Senate moves closer to blocking state GMO labeling

By on 1 Mar 2016commentsShare

The Senate may soon scuttle state laws that force food companies to put GMO labels on their packages. The Senate Agriculture Committee just voted 14-6 to move a bill blocking state labeling laws to the full Senate. A similar bill has already passed in the House.

Three of the nine Democrats on the Senate committee and all of the Republicans voted in favor of the bill. When the situation was reversed in 2013 and the Senate was voting on an amendment to make GMO labeling mandatory, all the Republicans and 28 Democrats voted against it. If most of those Republicans and a few of those Democrats vote against labeling now, the bill would pass. If this bill becomes a law it would quash a slew of local initiatives, including a labeling law in Vermont which kicks in July 1.

* PROVIDED DATA:

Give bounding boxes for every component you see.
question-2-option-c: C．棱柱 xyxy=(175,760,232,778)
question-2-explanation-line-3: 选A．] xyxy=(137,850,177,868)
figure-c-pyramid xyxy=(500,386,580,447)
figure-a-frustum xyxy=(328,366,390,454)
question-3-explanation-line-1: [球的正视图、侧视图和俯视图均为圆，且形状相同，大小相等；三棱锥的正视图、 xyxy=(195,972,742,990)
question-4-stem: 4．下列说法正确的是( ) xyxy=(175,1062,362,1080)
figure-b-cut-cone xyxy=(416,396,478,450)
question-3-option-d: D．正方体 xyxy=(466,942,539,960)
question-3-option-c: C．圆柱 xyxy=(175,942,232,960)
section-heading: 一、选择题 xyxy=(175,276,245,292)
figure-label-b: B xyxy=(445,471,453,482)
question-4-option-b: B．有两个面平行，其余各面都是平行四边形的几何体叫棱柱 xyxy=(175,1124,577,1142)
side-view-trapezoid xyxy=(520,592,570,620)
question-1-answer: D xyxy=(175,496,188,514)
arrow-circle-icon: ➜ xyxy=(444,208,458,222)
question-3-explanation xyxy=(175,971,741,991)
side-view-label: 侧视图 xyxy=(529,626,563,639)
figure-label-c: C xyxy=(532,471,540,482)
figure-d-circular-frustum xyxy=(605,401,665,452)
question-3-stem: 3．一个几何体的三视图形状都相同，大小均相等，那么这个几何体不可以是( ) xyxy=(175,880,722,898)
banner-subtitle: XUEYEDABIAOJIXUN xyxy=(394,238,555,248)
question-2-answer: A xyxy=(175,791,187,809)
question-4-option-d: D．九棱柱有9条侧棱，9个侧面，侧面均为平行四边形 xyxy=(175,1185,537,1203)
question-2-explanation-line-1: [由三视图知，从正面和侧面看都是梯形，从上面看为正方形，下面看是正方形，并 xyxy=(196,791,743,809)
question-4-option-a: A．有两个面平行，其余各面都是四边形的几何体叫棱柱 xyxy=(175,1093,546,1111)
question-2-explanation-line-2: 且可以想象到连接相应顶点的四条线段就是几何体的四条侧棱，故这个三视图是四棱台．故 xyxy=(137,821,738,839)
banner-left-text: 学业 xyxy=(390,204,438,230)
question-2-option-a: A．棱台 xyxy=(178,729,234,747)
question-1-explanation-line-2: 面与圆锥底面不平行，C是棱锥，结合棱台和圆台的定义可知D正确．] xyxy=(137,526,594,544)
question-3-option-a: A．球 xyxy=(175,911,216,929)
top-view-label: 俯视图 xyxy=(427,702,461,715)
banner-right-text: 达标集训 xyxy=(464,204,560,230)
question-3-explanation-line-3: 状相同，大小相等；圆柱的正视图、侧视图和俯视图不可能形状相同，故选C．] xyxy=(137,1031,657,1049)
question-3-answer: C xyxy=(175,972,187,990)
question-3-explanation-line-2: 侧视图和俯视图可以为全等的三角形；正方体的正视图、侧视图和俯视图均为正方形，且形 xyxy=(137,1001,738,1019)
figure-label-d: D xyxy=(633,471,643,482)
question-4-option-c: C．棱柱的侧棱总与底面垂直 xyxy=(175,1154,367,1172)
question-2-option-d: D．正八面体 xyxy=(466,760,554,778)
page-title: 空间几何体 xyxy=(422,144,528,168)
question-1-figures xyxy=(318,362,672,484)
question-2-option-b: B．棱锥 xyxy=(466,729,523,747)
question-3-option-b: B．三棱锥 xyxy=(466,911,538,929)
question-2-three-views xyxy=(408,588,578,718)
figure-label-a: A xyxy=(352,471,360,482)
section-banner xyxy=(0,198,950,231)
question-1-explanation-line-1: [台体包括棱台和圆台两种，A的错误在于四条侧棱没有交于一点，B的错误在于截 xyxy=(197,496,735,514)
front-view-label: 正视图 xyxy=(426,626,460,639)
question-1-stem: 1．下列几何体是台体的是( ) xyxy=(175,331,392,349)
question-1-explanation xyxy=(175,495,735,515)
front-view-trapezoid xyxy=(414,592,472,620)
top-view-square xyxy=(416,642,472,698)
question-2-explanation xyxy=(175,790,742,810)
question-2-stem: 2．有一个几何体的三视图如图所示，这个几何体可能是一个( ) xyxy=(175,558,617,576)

* TASK PROMPT: Continue the news item above on the Senate bill to block state GMO labeling laws, starting right after its last sentence.

* RESPONSE:
For years, anti-GMO advocates have been using the voter initiative process to put labeling on state ballots. The result has been the same every time: Food and farming companies spend loads of money campaigning against them and the initiatives fail. So activists in Vermont took a different route. In 2014, instead of using the initiative process, Vermont passed its law through the legislature. The food industry promptly sued the state and, while that case is still in the works, the judge decided not to put the law on hold. As a result, nearly every processed food item sold in Vermont will have to be labeled before July 1 (specifically, ingredients derived from mainstream corn, soy, papaya, sugar beets, or canola). That prospect is bumming out the food industry, because they would have to put cover-your-ass “may contain” labels on all their products, just on the chance that they end up in Vermont.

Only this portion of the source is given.